Using the material below, copy every line where "Tree" appears.

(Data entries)
▼

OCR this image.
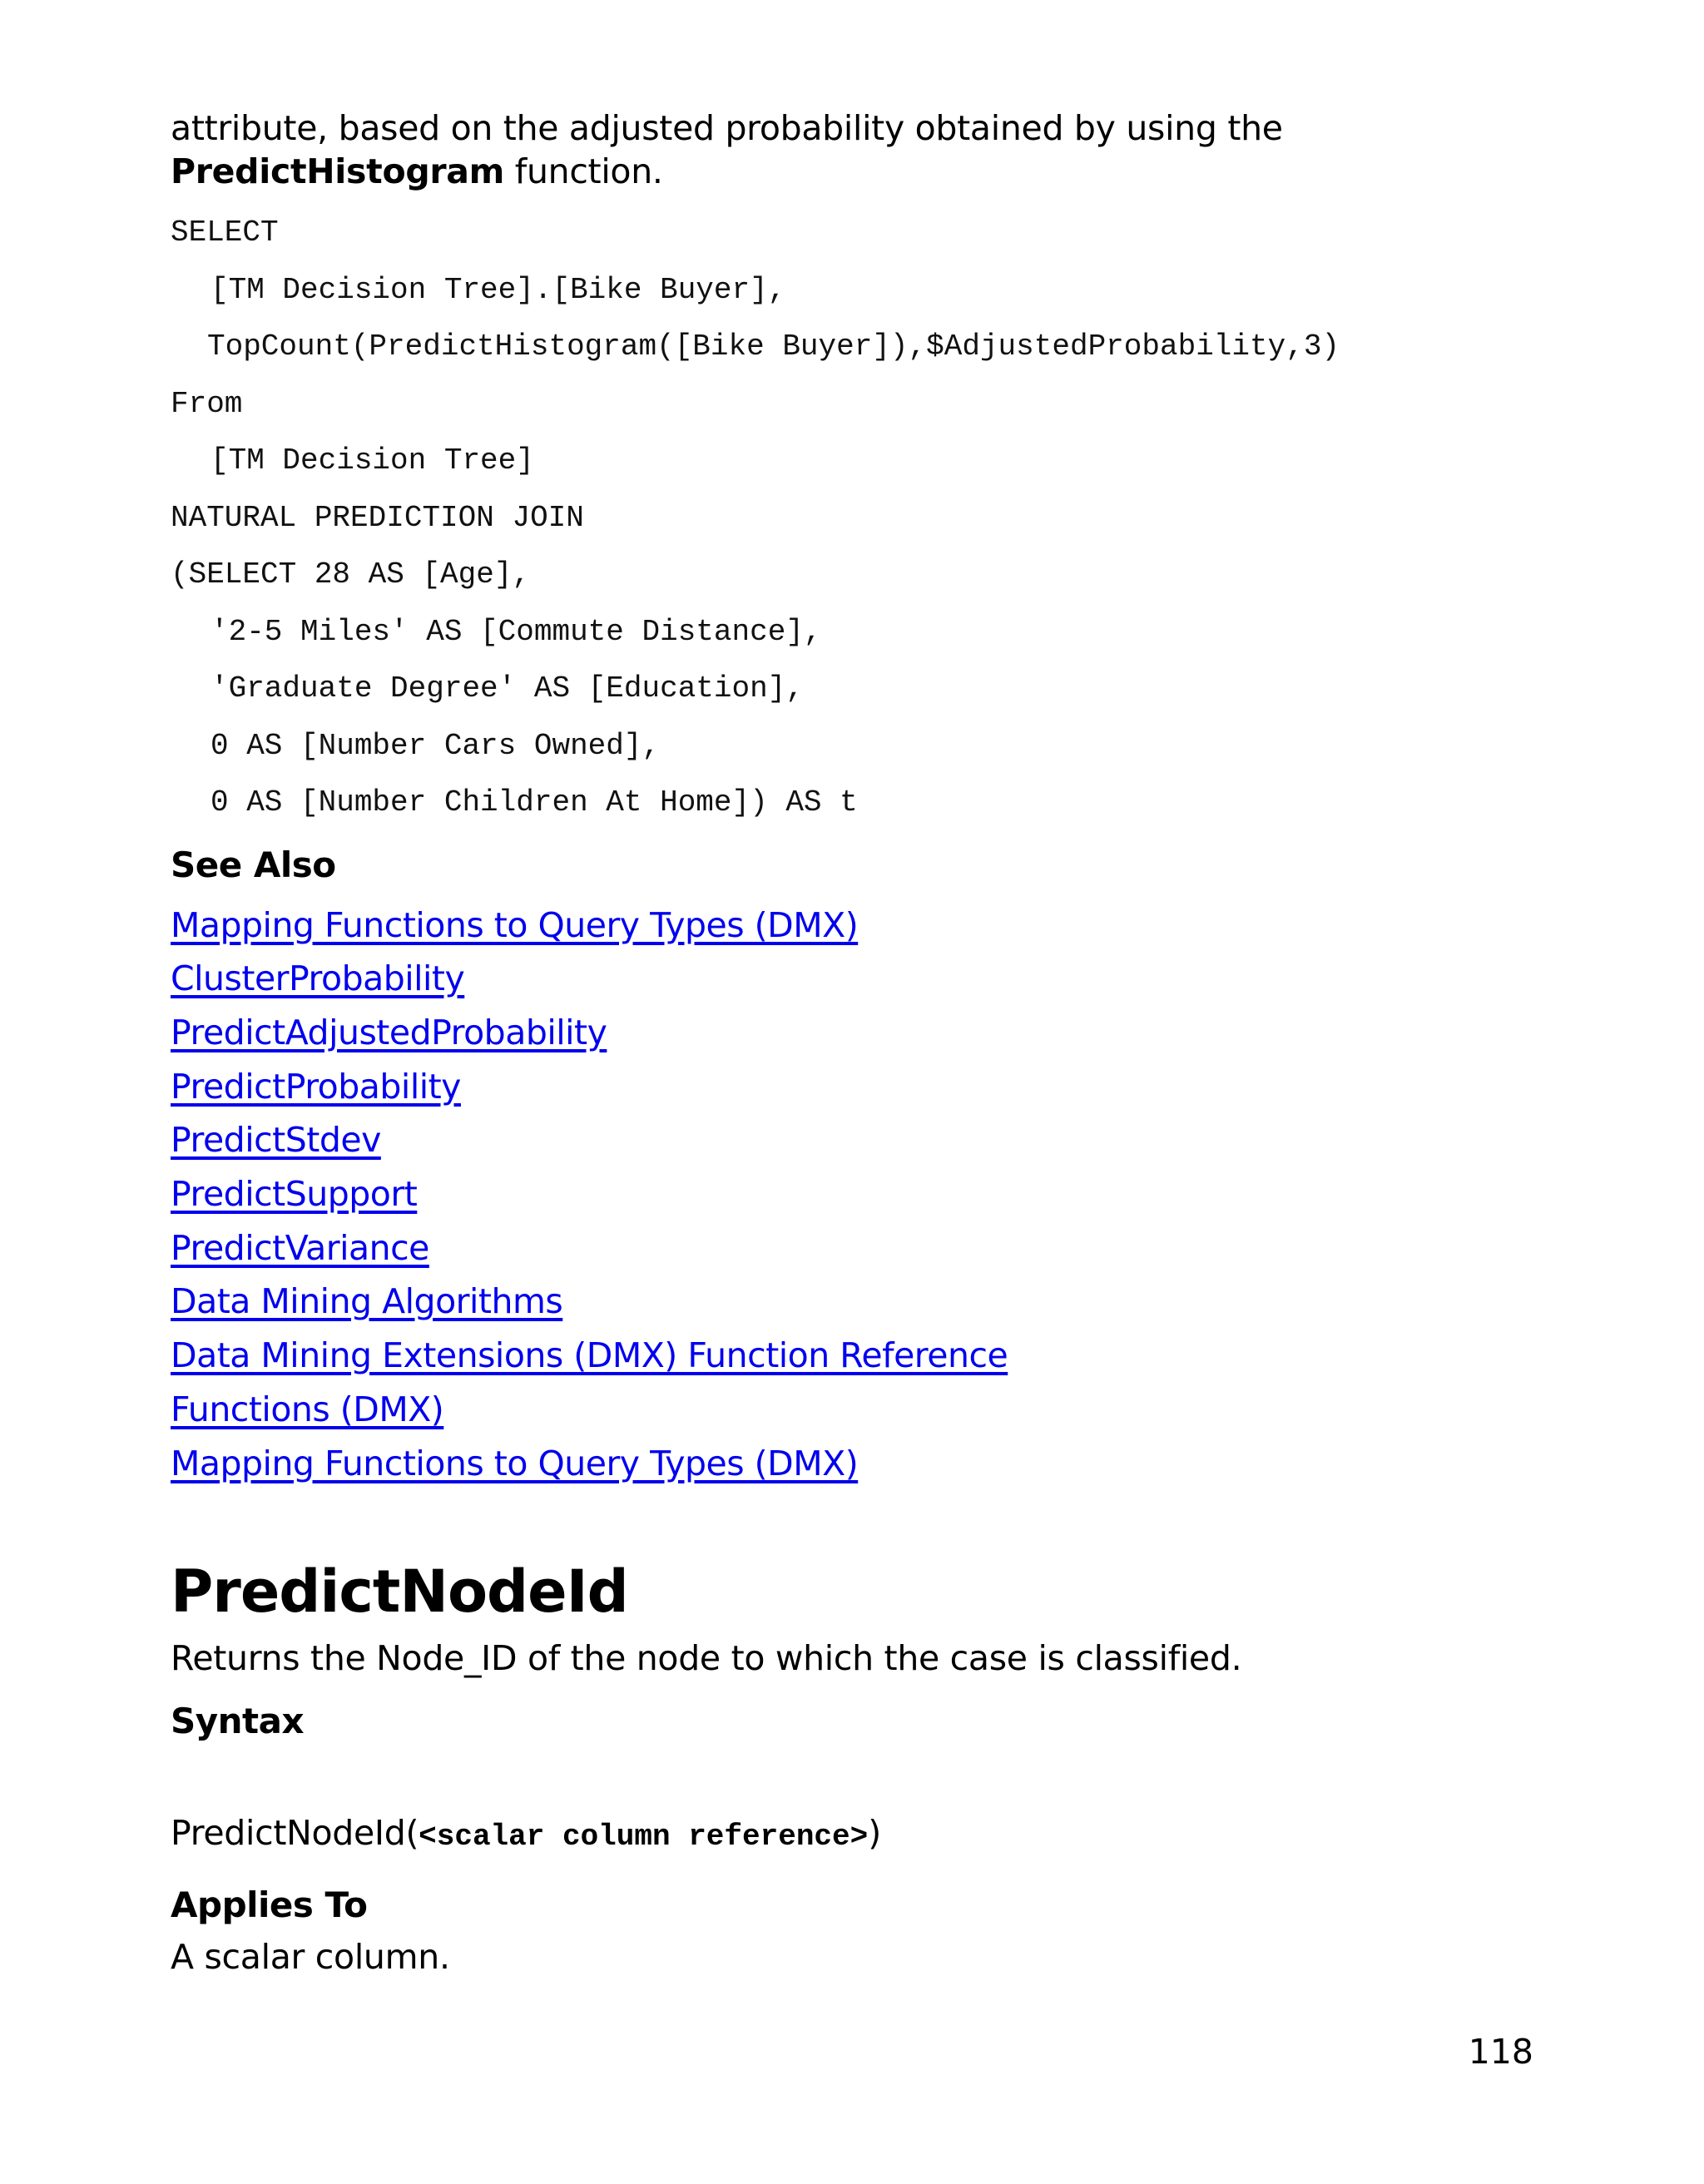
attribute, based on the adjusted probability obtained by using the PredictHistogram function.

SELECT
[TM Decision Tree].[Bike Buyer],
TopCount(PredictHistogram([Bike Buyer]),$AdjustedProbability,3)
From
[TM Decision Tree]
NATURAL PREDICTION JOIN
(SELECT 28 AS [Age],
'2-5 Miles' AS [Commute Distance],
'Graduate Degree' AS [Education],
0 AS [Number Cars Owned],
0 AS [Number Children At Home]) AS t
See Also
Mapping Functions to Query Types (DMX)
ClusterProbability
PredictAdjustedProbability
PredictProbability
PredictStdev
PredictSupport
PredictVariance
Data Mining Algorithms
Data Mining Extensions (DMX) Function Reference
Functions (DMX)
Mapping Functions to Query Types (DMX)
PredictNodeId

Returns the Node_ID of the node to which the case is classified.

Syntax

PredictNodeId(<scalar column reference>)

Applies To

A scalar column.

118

▲

> [SOLUTION TO THE PROBLEM]:
[TM Decision Tree].[Bike Buyer],
[TM Decision Tree]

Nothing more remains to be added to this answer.